§ WHAT YOU ARE ASKED TO DO
From the records below, pull each line that has "Eyed".
┄┄┄┄┄┄┄┄┄┄
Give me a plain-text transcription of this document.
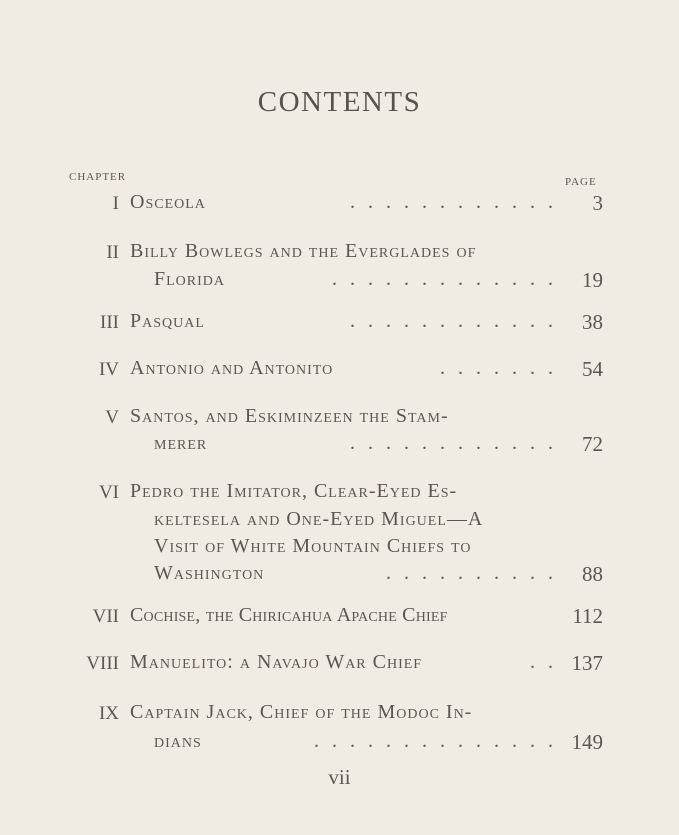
CONTENTS
CHAPTER	PAGE
I Osceola	. . . . . . . . . . . .	3
II Billy Bowlegs and the Everglades of
Florida	. . . . . . . . . . . . .	19
III Pasqual	. . . . . . . . . . . .	38
IV Antonio and Antonito	. . . . . . .	54
V Santos, and Eskiminzeen the Stam-
merer	. . . . . . . . . . . .	72
VI Pedro the Imitator, Clear-Eyed Es-
keltesela and One-Eyed Miguel—A
Visit of White Mountain Chiefs to
Washington	. . . . . . . . . .	88
VII Cochise, the Chiricahua Apache Chief	112
VIII Manuelito: a Navajo War Chief	. . 137
IX Captain Jack, Chief of the Modoc In-
dians	. . . . . . . . . . . . . . 149
vii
┄┄┄┄┄┄┄┄┄┄
§ RESPONSE
VI Pedro the Imitator, Clear-Eyed Es-
keltesela and One-Eyed Miguel—A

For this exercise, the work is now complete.